Note how many lines in the entries contain the string "Modulations", then give that number and nothing else.

** begin Data for processing **

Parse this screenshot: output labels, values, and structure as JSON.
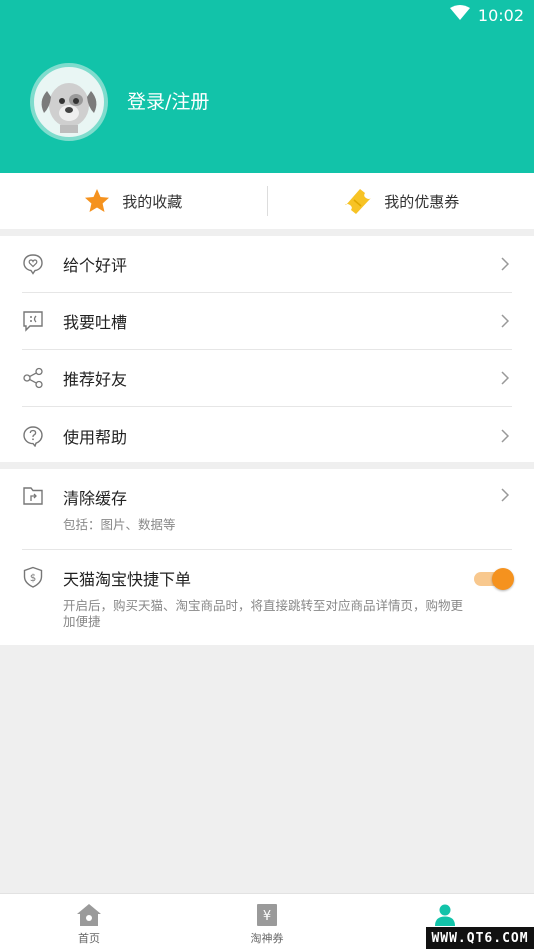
{
  "status": {
    "time": "10:02"
  },
  "profile": {
    "login_text": "登录/注册"
  },
  "quick": {
    "favorites_label": "我的收藏",
    "coupons_label": "我的优惠券"
  },
  "menu": {
    "rate_label": "给个好评",
    "feedback_label": "我要吐槽",
    "recommend_label": "推荐好友",
    "help_label": "使用帮助"
  },
  "settings": {
    "clear_cache_label": "清除缓存",
    "clear_cache_sub": "包括：图片、数据等",
    "quick_order_label": "天猫淘宝快捷下单",
    "quick_order_sub": "开启后，购买天猫、淘宝商品时，将直接跳转至对应商品详情页，购物更加便捷",
    "quick_order_enabled": true
  },
  "tabbar": {
    "home_label": "首页",
    "coupon_label": "淘神券",
    "mine_label": ""
  },
  "watermark": "WWW.QT6.COM",
  "colors": {
    "brand": "#12c3a9",
    "accent": "#f5921e"
  }
}
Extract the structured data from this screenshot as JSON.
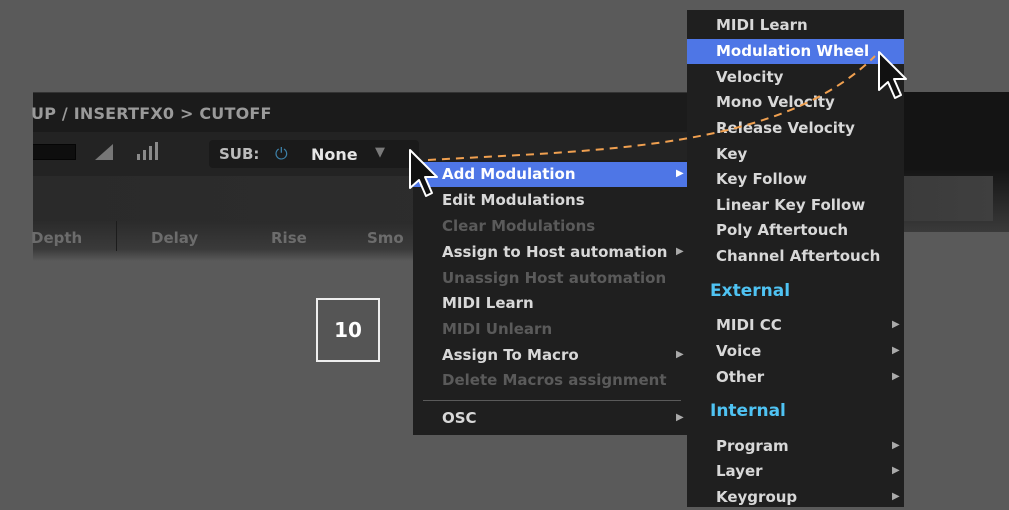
{
  "breadcrumb": "UP / INSERTFX0 > CUTOFF",
  "control_row": {
    "sub_label": "SUB:",
    "sub_value": "None"
  },
  "columns": [
    "Depth",
    "Delay",
    "Rise",
    "Smo"
  ],
  "step_badge": "10",
  "context_menu": {
    "items": [
      {
        "label": "Add Modulation",
        "enabled": true,
        "highlighted": true,
        "submenu": true
      },
      {
        "label": "Edit Modulations",
        "enabled": true,
        "highlighted": false,
        "submenu": false
      },
      {
        "label": "Clear Modulations",
        "enabled": false,
        "highlighted": false,
        "submenu": false
      },
      {
        "label": "Assign to Host automation",
        "enabled": true,
        "highlighted": false,
        "submenu": true
      },
      {
        "label": "Unassign Host automation",
        "enabled": false,
        "highlighted": false,
        "submenu": false
      },
      {
        "label": "MIDI Learn",
        "enabled": true,
        "highlighted": false,
        "submenu": false
      },
      {
        "label": "MIDI Unlearn",
        "enabled": false,
        "highlighted": false,
        "submenu": false
      },
      {
        "label": "Assign To Macro",
        "enabled": true,
        "highlighted": false,
        "submenu": true
      },
      {
        "label": "Delete Macros assignment",
        "enabled": false,
        "highlighted": false,
        "submenu": false
      }
    ],
    "osc": {
      "label": "OSC",
      "submenu": true
    }
  },
  "modulation_submenu": {
    "items": [
      {
        "label": "MIDI Learn",
        "highlighted": false
      },
      {
        "label": "Modulation Wheel",
        "highlighted": true
      },
      {
        "label": "Velocity",
        "highlighted": false
      },
      {
        "label": "Mono Velocity",
        "highlighted": false
      },
      {
        "label": "Release Velocity",
        "highlighted": false
      },
      {
        "label": "Key",
        "highlighted": false
      },
      {
        "label": "Key Follow",
        "highlighted": false
      },
      {
        "label": "Linear Key Follow",
        "highlighted": false
      },
      {
        "label": "Poly Aftertouch",
        "highlighted": false
      },
      {
        "label": "Channel Aftertouch",
        "highlighted": false
      }
    ],
    "external": {
      "title": "External",
      "items": [
        {
          "label": "MIDI CC",
          "submenu": true
        },
        {
          "label": "Voice",
          "submenu": true
        },
        {
          "label": "Other",
          "submenu": true
        }
      ]
    },
    "internal": {
      "title": "Internal",
      "items": [
        {
          "label": "Program",
          "submenu": true
        },
        {
          "label": "Layer",
          "submenu": true
        },
        {
          "label": "Keygroup",
          "submenu": true
        }
      ]
    }
  },
  "colors": {
    "highlight": "#4e76e6",
    "section_title": "#4fc3f3",
    "background": "#5a5a5a",
    "menu_bg": "#1f1f1f",
    "arrow_line": "#f0a050"
  },
  "icons": [
    "power-icon",
    "dropdown-caret-icon",
    "level-triangle-icon",
    "bars-icon",
    "submenu-arrow-icon",
    "mouse-pointer-icon"
  ]
}
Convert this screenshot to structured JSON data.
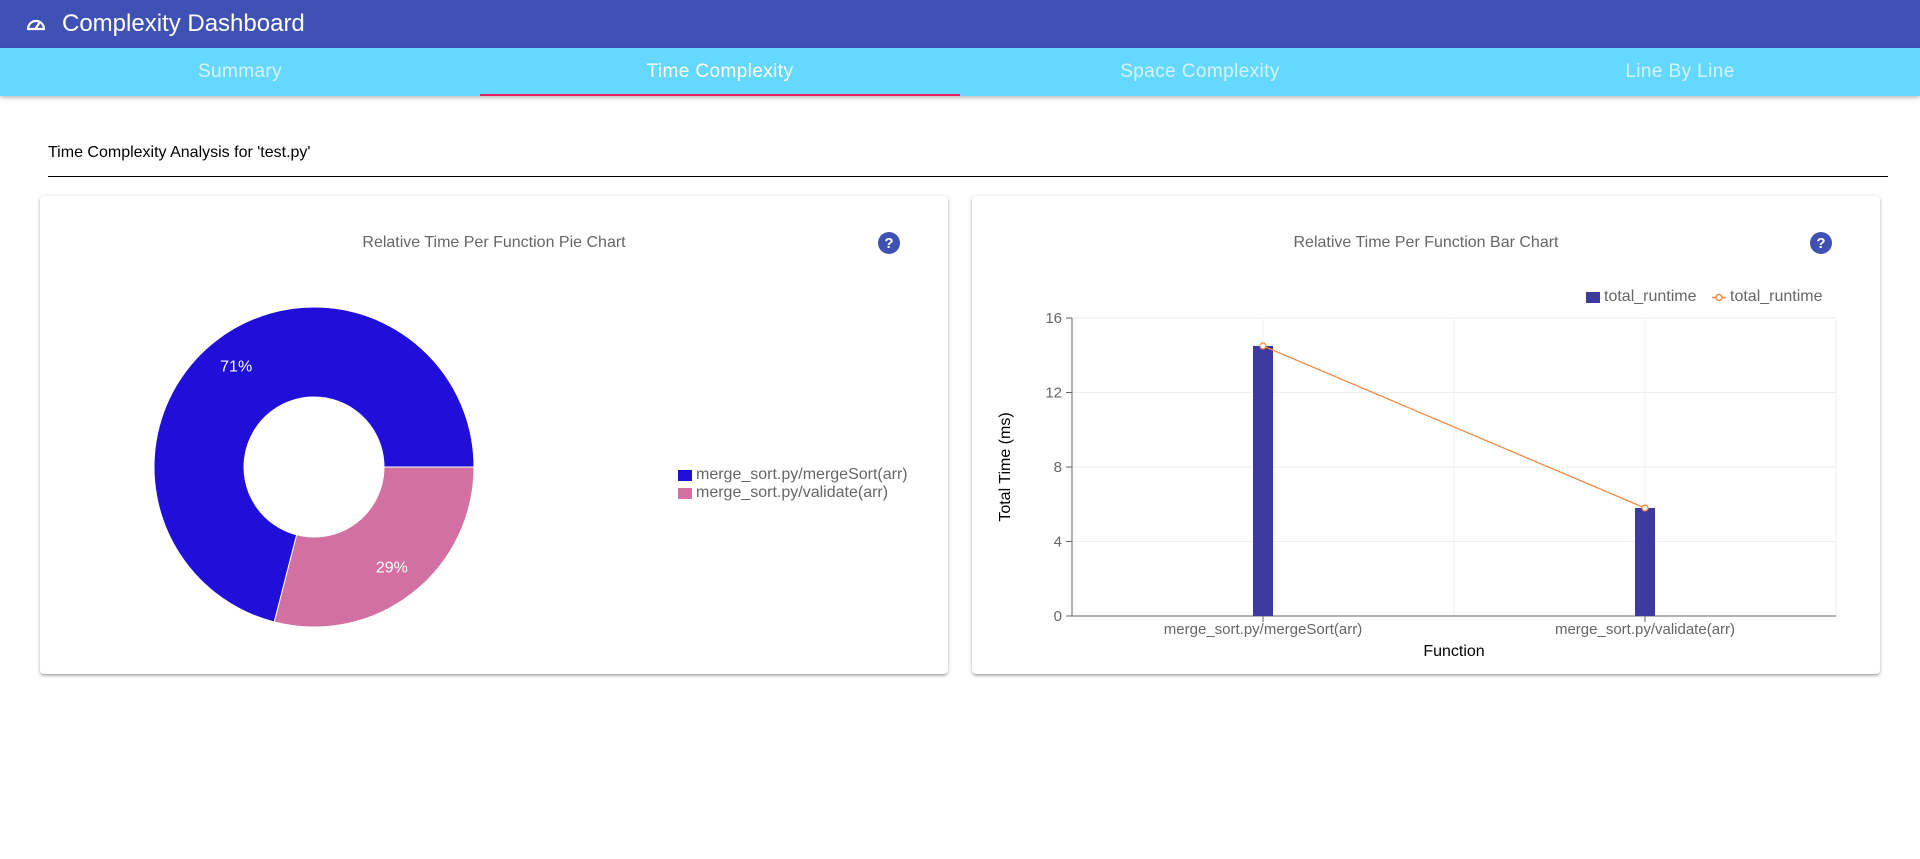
{
  "app": {
    "title": "Complexity Dashboard",
    "icon": "speedometer-icon"
  },
  "tabs": [
    {
      "label": "Summary",
      "active": false
    },
    {
      "label": "Time Complexity",
      "active": true
    },
    {
      "label": "Space Complexity",
      "active": false
    },
    {
      "label": "Line By Line",
      "active": false
    }
  ],
  "page": {
    "heading": "Time Complexity Analysis for 'test.py'"
  },
  "colors": {
    "appbar": "#3f51b5",
    "tabbar": "#64d8fe",
    "tab_indicator": "#e91e63",
    "pie_series_1": "#200fd9",
    "pie_series_2": "#d270a2",
    "bar": "#3d3a9e",
    "line": "#f28a44"
  },
  "pie_card": {
    "title": "Relative Time Per Function Pie Chart",
    "help_label": "?"
  },
  "bar_card": {
    "title": "Relative Time Per Function Bar Chart",
    "help_label": "?"
  },
  "chart_data": [
    {
      "type": "pie",
      "variant": "donut",
      "title": "Relative Time Per Function Pie Chart",
      "slices": [
        {
          "label": "merge_sort.py/mergeSort(arr)",
          "value": 71,
          "display": "71%"
        },
        {
          "label": "merge_sort.py/validate(arr)",
          "value": 29,
          "display": "29%"
        }
      ],
      "legend_position": "right"
    },
    {
      "type": "bar",
      "title": "Relative Time Per Function Bar Chart",
      "categories": [
        "merge_sort.py/mergeSort(arr)",
        "merge_sort.py/validate(arr)"
      ],
      "series": [
        {
          "name": "total_runtime",
          "kind": "bar",
          "values": [
            14.5,
            5.8
          ]
        },
        {
          "name": "total_runtime",
          "kind": "line",
          "values": [
            14.5,
            5.8
          ]
        }
      ],
      "xlabel": "Function",
      "ylabel": "Total Time (ms)",
      "ylim": [
        0,
        16
      ],
      "yticks": [
        "0",
        "4",
        "8",
        "12",
        "16"
      ],
      "grid": true,
      "legend_position": "top-right"
    }
  ]
}
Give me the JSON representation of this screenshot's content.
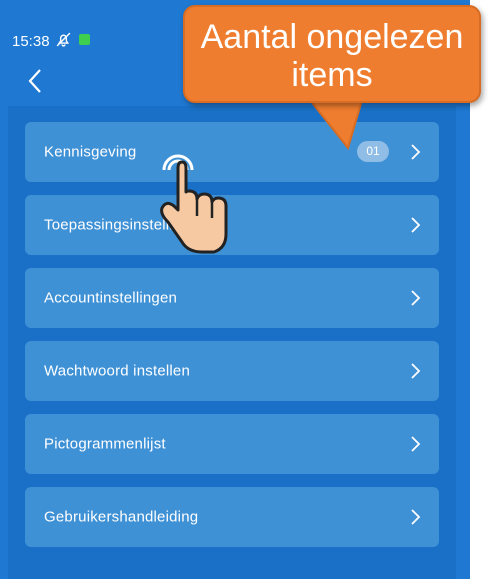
{
  "status": {
    "time": "15:38"
  },
  "menu": {
    "items": [
      {
        "label": "Kennisgeving",
        "badge": "01"
      },
      {
        "label": "Toepassingsinstellingen"
      },
      {
        "label": "Accountinstellingen"
      },
      {
        "label": "Wachtwoord instellen"
      },
      {
        "label": "Pictogrammenlijst"
      },
      {
        "label": "Gebruikershandleiding"
      }
    ]
  },
  "callout": {
    "line1": "Aantal ongelezen",
    "line2": "items"
  },
  "icons": {
    "back": "chevron-left-icon",
    "row": "chevron-right-icon",
    "notifications_off": "bell-off-icon",
    "pointer": "tap-hand-icon"
  },
  "colors": {
    "background": "#1f78d1",
    "panel": "#1a70c6",
    "item": "#3f91d6",
    "badge": "#8fbde6",
    "callout": "#ef7d2f"
  }
}
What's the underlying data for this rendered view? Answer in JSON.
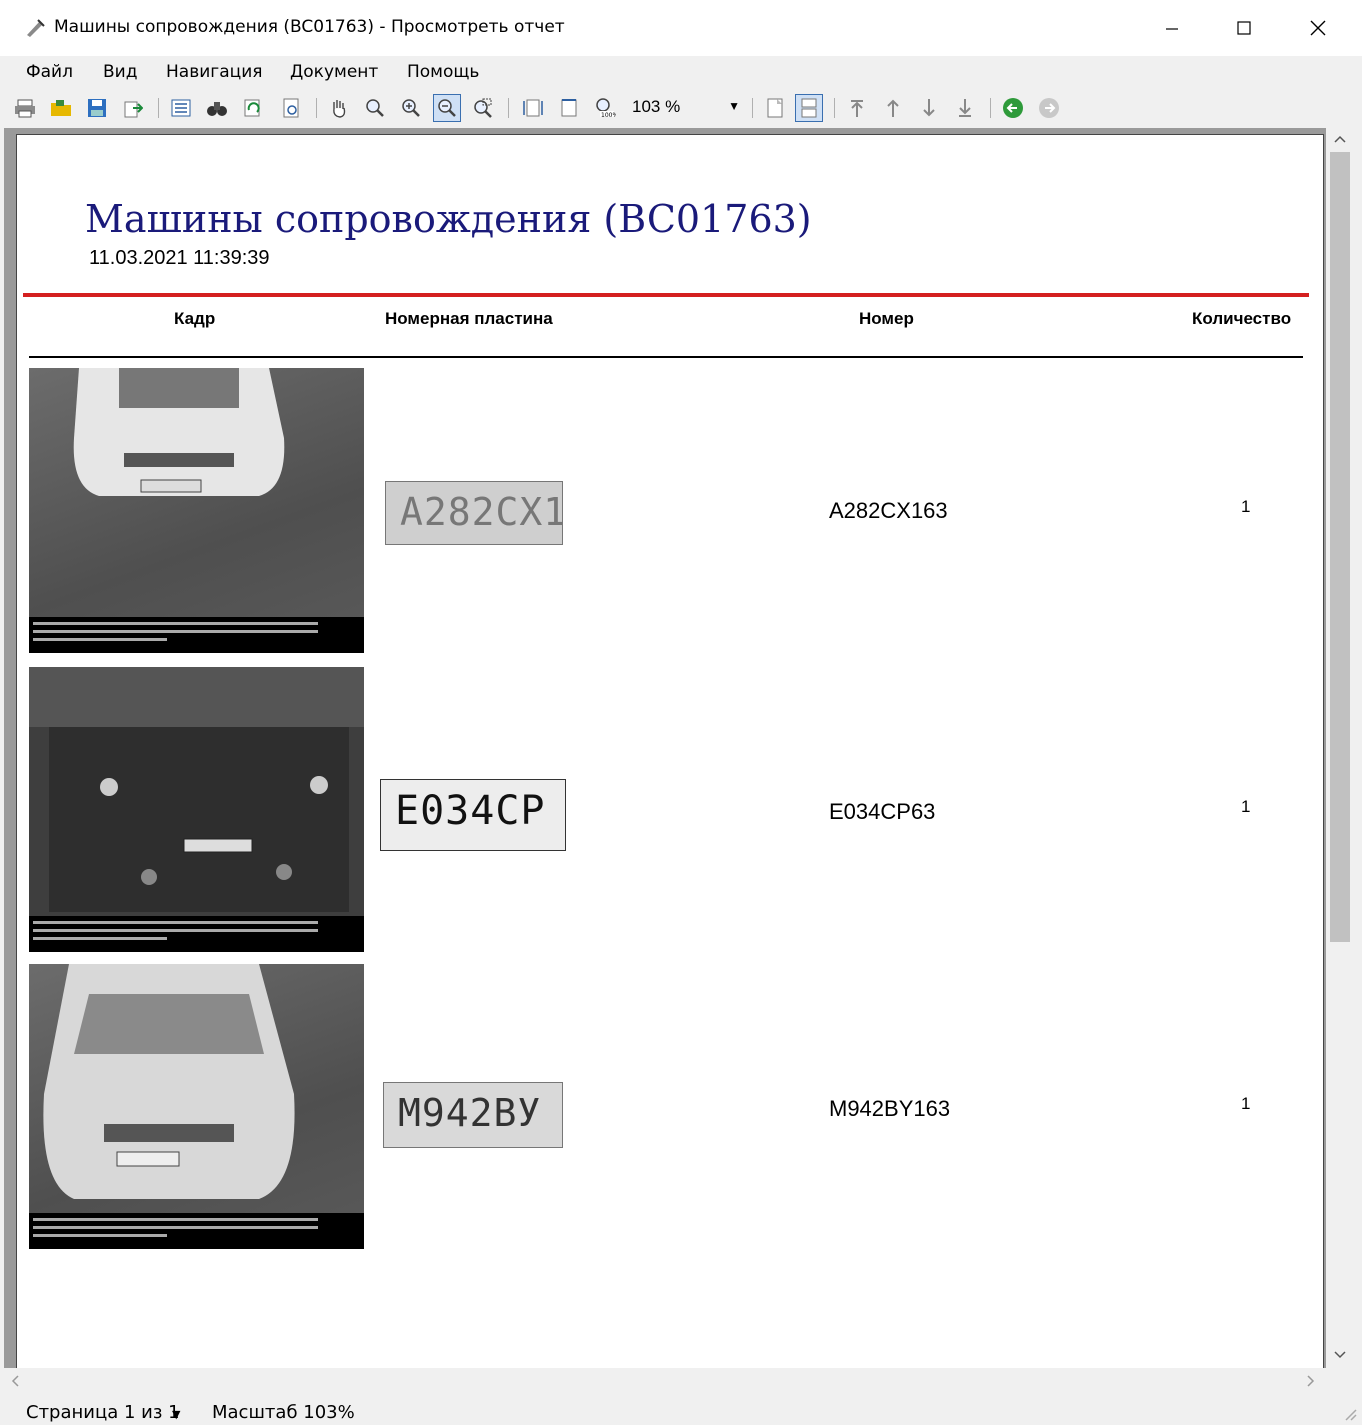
{
  "window": {
    "title": "Машины сопровождения (BC01763) - Просмотреть отчет"
  },
  "menu": [
    "Файл",
    "Вид",
    "Навигация",
    "Документ",
    "Помощь"
  ],
  "toolbar": {
    "zoom_value": "103 %"
  },
  "report": {
    "title": "Машины сопровождения (BC01763)",
    "date": "11.03.2021 11:39:39",
    "columns": {
      "frame": "Кадр",
      "plate": "Номерная пластина",
      "number": "Номер",
      "count": "Количество"
    },
    "rows": [
      {
        "plate_text": "А282СХ1",
        "number": "A282CX163",
        "count": "1"
      },
      {
        "plate_text": "Е034СР",
        "number": "E034CP63",
        "count": "1"
      },
      {
        "plate_text": "М942ВУ",
        "number": "M942BY163",
        "count": "1"
      }
    ]
  },
  "status": {
    "page": "Страница 1 из 1",
    "scale": "Масштаб 103%"
  },
  "colors": {
    "title_blue": "#1a1a7a",
    "red_rule": "#d42020"
  }
}
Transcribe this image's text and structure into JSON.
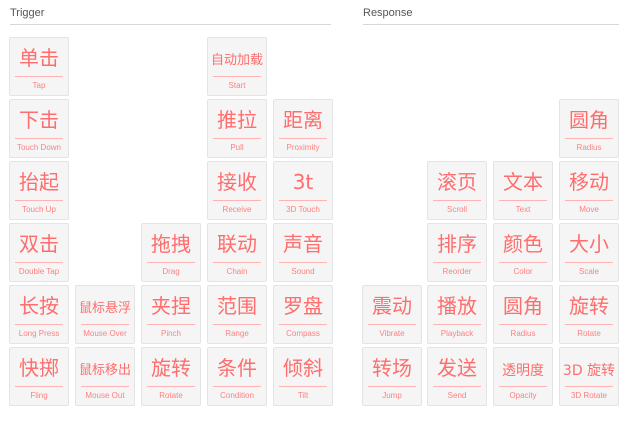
{
  "sections": {
    "trigger": "Trigger",
    "response": "Response"
  },
  "trigger_tiles": [
    {
      "main": "单击",
      "sub": "Tap"
    },
    {
      "main": "自动加载",
      "sub": "Start"
    },
    {
      "main": "下击",
      "sub": "Touch Down"
    },
    {
      "main": "推拉",
      "sub": "Pull"
    },
    {
      "main": "距离",
      "sub": "Proximity"
    },
    {
      "main": "抬起",
      "sub": "Touch Up"
    },
    {
      "main": "接收",
      "sub": "Receive"
    },
    {
      "main": "3t",
      "sub": "3D Touch"
    },
    {
      "main": "双击",
      "sub": "Double Tap"
    },
    {
      "main": "拖拽",
      "sub": "Drag"
    },
    {
      "main": "联动",
      "sub": "Chain"
    },
    {
      "main": "声音",
      "sub": "Sound"
    },
    {
      "main": "长按",
      "sub": "Long Press"
    },
    {
      "main": "鼠标悬浮",
      "sub": "Mouse Over"
    },
    {
      "main": "夹捏",
      "sub": "Pinch"
    },
    {
      "main": "范围",
      "sub": "Range"
    },
    {
      "main": "罗盘",
      "sub": "Compass"
    },
    {
      "main": "快掷",
      "sub": "Fling"
    },
    {
      "main": "鼠标移出",
      "sub": "Mouse Out"
    },
    {
      "main": "旋转",
      "sub": "Rotate"
    },
    {
      "main": "条件",
      "sub": "Condition"
    },
    {
      "main": "倾斜",
      "sub": "Tilt"
    }
  ],
  "response_tiles": [
    {
      "main": "圆角",
      "sub": "Radius"
    },
    {
      "main": "滚页",
      "sub": "Scroll"
    },
    {
      "main": "文本",
      "sub": "Text"
    },
    {
      "main": "移动",
      "sub": "Move"
    },
    {
      "main": "排序",
      "sub": "Reorder"
    },
    {
      "main": "颜色",
      "sub": "Color"
    },
    {
      "main": "大小",
      "sub": "Scale"
    },
    {
      "main": "震动",
      "sub": "Vibrate"
    },
    {
      "main": "播放",
      "sub": "Playback"
    },
    {
      "main": "圆角",
      "sub": "Radius"
    },
    {
      "main": "旋转",
      "sub": "Rotate"
    },
    {
      "main": "转场",
      "sub": "Jump"
    },
    {
      "main": "发送",
      "sub": "Send"
    },
    {
      "main": "透明度",
      "sub": "Opacity"
    },
    {
      "main": "3D 旋转",
      "sub": "3D Rotate"
    }
  ]
}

** end Data for processing **

- _Written solution_:
2